*What to produce*:
Which lines contain the string "JSON"? Please list every one of them.

*Records provided*:
━━━━━━━━━━━━━━━━━━━━
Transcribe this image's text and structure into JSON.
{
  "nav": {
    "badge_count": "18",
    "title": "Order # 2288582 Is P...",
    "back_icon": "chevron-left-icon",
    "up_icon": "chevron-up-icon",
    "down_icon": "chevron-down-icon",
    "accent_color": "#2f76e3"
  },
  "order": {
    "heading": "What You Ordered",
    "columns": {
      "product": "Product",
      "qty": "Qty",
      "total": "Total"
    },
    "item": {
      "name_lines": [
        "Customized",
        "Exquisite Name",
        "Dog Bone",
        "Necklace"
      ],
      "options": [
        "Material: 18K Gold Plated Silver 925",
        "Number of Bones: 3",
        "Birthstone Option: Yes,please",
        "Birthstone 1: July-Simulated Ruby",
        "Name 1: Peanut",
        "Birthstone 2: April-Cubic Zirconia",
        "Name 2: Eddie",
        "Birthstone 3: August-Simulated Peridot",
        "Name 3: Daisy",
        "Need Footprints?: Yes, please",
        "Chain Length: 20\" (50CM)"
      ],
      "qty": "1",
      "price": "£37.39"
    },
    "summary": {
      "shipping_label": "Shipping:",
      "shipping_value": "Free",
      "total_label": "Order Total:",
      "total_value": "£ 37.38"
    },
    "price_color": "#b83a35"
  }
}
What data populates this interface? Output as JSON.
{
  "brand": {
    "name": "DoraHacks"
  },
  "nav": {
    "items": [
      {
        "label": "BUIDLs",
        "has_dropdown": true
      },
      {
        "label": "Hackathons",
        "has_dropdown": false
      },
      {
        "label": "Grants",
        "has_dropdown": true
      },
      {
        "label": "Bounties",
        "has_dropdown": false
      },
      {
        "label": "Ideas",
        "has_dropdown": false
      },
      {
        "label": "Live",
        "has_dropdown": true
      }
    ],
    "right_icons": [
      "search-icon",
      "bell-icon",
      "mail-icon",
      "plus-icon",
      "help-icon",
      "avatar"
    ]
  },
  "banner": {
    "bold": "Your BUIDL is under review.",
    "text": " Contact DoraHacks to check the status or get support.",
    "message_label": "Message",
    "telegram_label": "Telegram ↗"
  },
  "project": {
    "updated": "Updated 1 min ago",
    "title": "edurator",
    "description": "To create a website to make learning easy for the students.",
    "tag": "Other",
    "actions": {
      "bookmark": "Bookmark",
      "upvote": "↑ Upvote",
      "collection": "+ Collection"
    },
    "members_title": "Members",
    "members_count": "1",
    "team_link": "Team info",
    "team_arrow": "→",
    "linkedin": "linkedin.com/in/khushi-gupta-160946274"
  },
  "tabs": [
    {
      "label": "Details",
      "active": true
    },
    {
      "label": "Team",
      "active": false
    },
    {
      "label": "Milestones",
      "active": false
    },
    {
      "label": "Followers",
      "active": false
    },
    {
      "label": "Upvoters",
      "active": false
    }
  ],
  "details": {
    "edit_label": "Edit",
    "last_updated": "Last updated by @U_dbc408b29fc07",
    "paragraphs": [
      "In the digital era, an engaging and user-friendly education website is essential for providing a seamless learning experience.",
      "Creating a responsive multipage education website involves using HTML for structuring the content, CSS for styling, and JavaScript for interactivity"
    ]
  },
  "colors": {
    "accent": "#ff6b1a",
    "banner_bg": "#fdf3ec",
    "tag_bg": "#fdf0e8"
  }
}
━━━━━━━━━━━━━━━━━━━━
*Exercise answer*:
Transcribe this image's text and structure into JSON.
What data populates this interface? Output as JSON.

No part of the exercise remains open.